- _PROMPT_: Repeat every record below exactly, but leave out any pictures.

#### PROVIDED DATA

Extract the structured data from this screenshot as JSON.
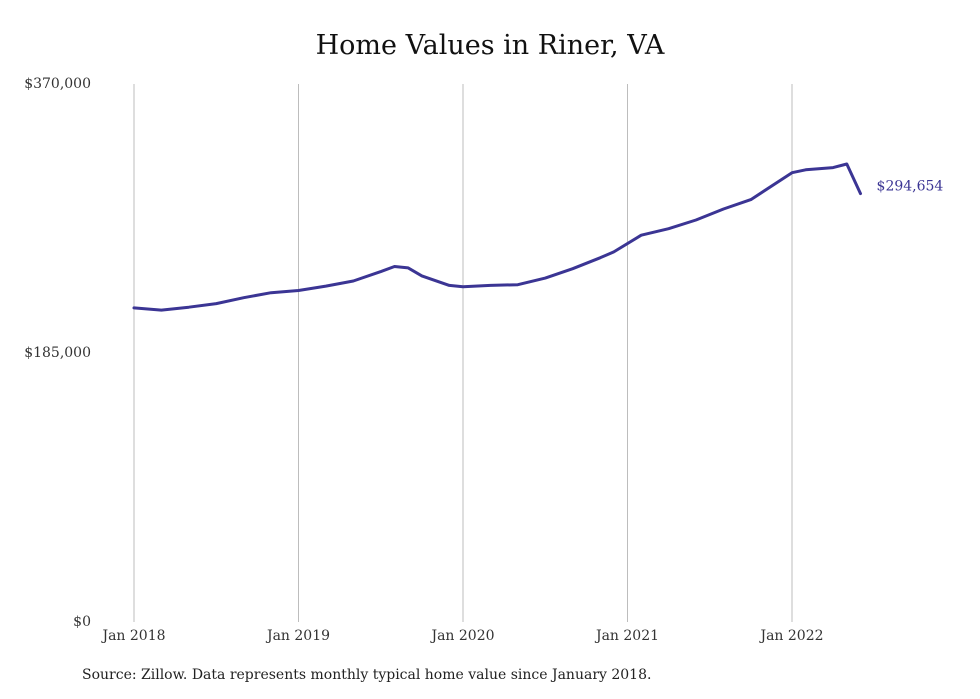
{
  "chart_data": {
    "type": "line",
    "title": "Home Values in Riner, VA",
    "xlabel": "",
    "ylabel": "",
    "ylim": [
      0,
      370000
    ],
    "y_ticks": [
      "$0",
      "$185,000",
      "$370,000"
    ],
    "x_ticks": [
      "Jan 2018",
      "Jan 2019",
      "Jan 2020",
      "Jan 2021",
      "Jan 2022"
    ],
    "grid": "vertical",
    "line_color": "#3b3594",
    "x": [
      "2018-01",
      "2018-03",
      "2018-05",
      "2018-07",
      "2018-09",
      "2018-11",
      "2019-01",
      "2019-03",
      "2019-05",
      "2019-07",
      "2019-08",
      "2019-09",
      "2019-10",
      "2019-12",
      "2020-01",
      "2020-03",
      "2020-05",
      "2020-07",
      "2020-09",
      "2020-11",
      "2020-12",
      "2021-02",
      "2021-04",
      "2021-06",
      "2021-08",
      "2021-10",
      "2022-01",
      "2022-02",
      "2022-04",
      "2022-05",
      "2022-06"
    ],
    "series": [
      {
        "values": [
          216000,
          214500,
          216500,
          219000,
          223000,
          226500,
          228000,
          231000,
          234500,
          241000,
          244500,
          243500,
          238000,
          231500,
          230500,
          231500,
          232000,
          236500,
          243000,
          250500,
          254500,
          266000,
          270500,
          276500,
          284000,
          290500,
          309000,
          311000,
          312500,
          315000,
          294654
        ]
      }
    ],
    "end_label": "$294,654"
  },
  "footer": {
    "source": "Source: Zillow. Data represents monthly typical home value since January 2018."
  }
}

########

- _RESULT_:
Extract the structured data from this screenshot as JSON.
{
  "chart_data": {
    "type": "line",
    "title": "Home Values in Riner, VA",
    "xlabel": "",
    "ylabel": "",
    "ylim": [
      0,
      370000
    ],
    "y_ticks": [
      "$0",
      "$185,000",
      "$370,000"
    ],
    "x_ticks": [
      "Jan 2018",
      "Jan 2019",
      "Jan 2020",
      "Jan 2021",
      "Jan 2022"
    ],
    "grid": "vertical",
    "line_color": "#3b3594",
    "x": [
      "2018-01",
      "2018-03",
      "2018-05",
      "2018-07",
      "2018-09",
      "2018-11",
      "2019-01",
      "2019-03",
      "2019-05",
      "2019-07",
      "2019-08",
      "2019-09",
      "2019-10",
      "2019-12",
      "2020-01",
      "2020-03",
      "2020-05",
      "2020-07",
      "2020-09",
      "2020-11",
      "2020-12",
      "2021-02",
      "2021-04",
      "2021-06",
      "2021-08",
      "2021-10",
      "2022-01",
      "2022-02",
      "2022-04",
      "2022-05",
      "2022-06"
    ],
    "series": [
      {
        "values": [
          216000,
          214500,
          216500,
          219000,
          223000,
          226500,
          228000,
          231000,
          234500,
          241000,
          244500,
          243500,
          238000,
          231500,
          230500,
          231500,
          232000,
          236500,
          243000,
          250500,
          254500,
          266000,
          270500,
          276500,
          284000,
          290500,
          309000,
          311000,
          312500,
          315000,
          294654
        ]
      }
    ],
    "end_label": "$294,654"
  },
  "footer": {
    "source": "Source: Zillow. Data represents monthly typical home value since January 2018."
  }
}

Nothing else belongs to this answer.